### Selection
(begin)

The wallpaper featured throughout Lucky Number Slevin (2006) subsequently became a talking point and is still referenced in many corners today. Production designer François Séguin’s use of wallpaper was a deliberate attempt to play with patterns and themes that would create unique juxtaposing visuals for the viewer. With so many different uses of wallpaper throughout the movie, it is hard to pick one favorite. But if we had to, it would probably be the wallpaper in the hallway leading to Slevin’s apartment. With an almost three-dimensional pattern, it seems completely out of place, forcing home the uneasy sense that Slevin’s world is in a state of disarray. Try Second Hand Rose vintage wallpapers - you might get “lucky”! Many of their wallpapers are used by production designers and set decorators in movies and TV shows. You could also try Astek Wallcoverings, L.A.

(end)

### Supplied material
(begin)

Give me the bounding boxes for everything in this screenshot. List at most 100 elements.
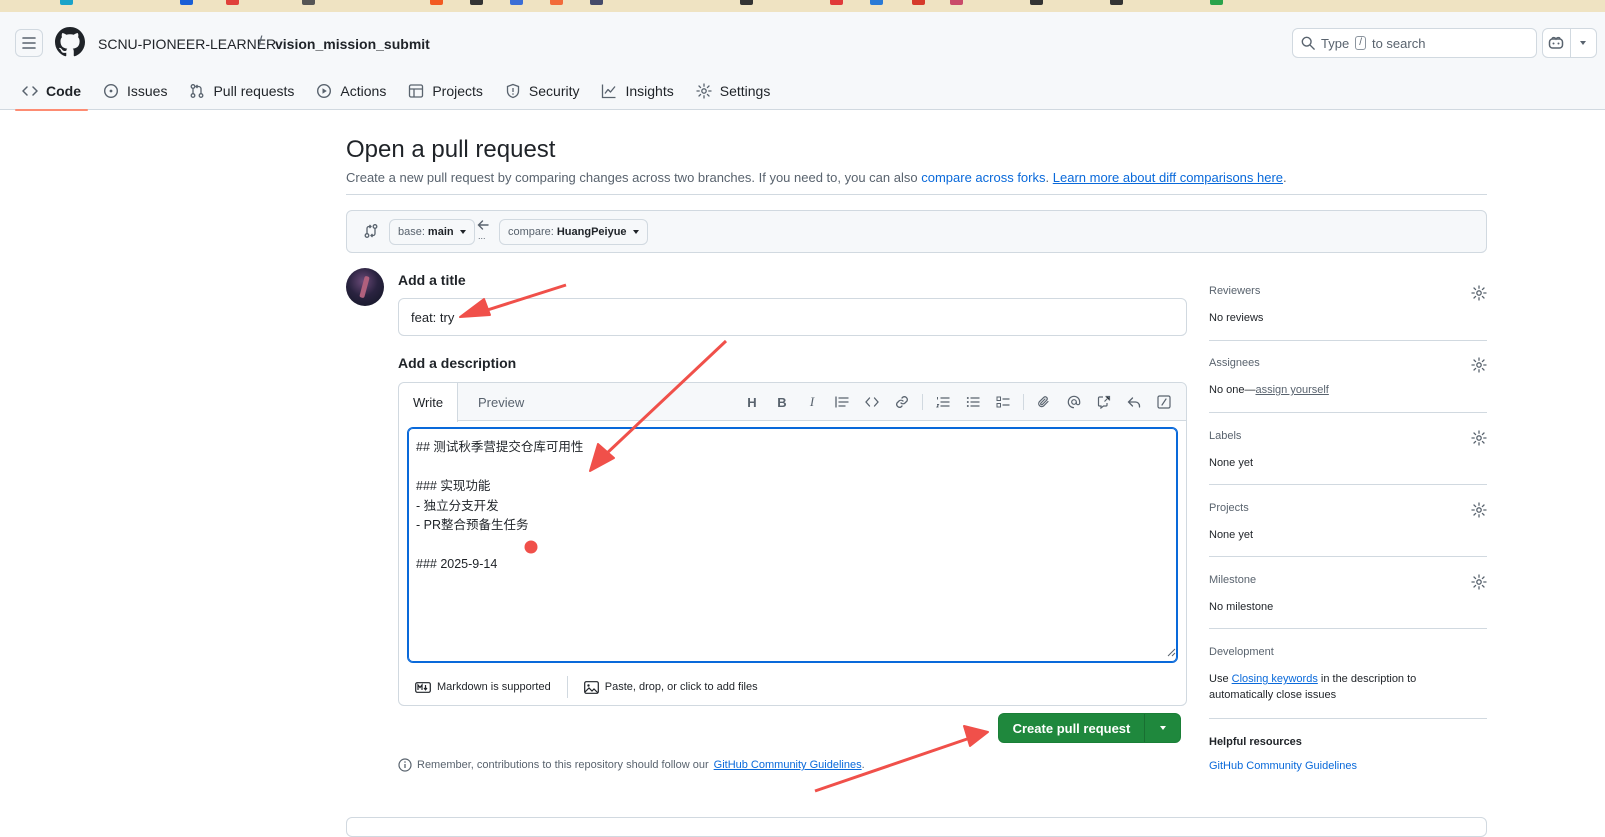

(end)

### Stated exercise A
Reproduce the Lucky Number Slevin wallpaper text from "The wallpaper featured" up to and including "Astek Wallcoverings, L.A.".
### Stated exercise B
In the text on the wallpaper in Lucky Number Slevin, which wallpaper is named as the likely favorite?

### Reply A
The wallpaper featured throughout Lucky Number Slevin (2006) subsequently became a talking point and is still referenced in many corners today. Production designer François Séguin’s use of wallpaper was a deliberate attempt to play with patterns and themes that would create unique juxtaposing visuals for the viewer. With so many different uses of wallpaper throughout the movie, it is hard to pick one favorite. But if we had to, it would probably be the wallpaper in the hallway leading to Slevin’s apartment. With an almost three-dimensional pattern, it seems completely out of place, forcing home the uneasy sense that Slevin’s world is in a state of disarray. Try Second Hand Rose vintage wallpapers - you might get “lucky”! Many of their wallpapers are used by production designers and set decorators in movies and TV shows. You could also try Astek Wallcoverings, L.A.

### Reply B
The wallpaper in the hallway leading to Slevin's apartment.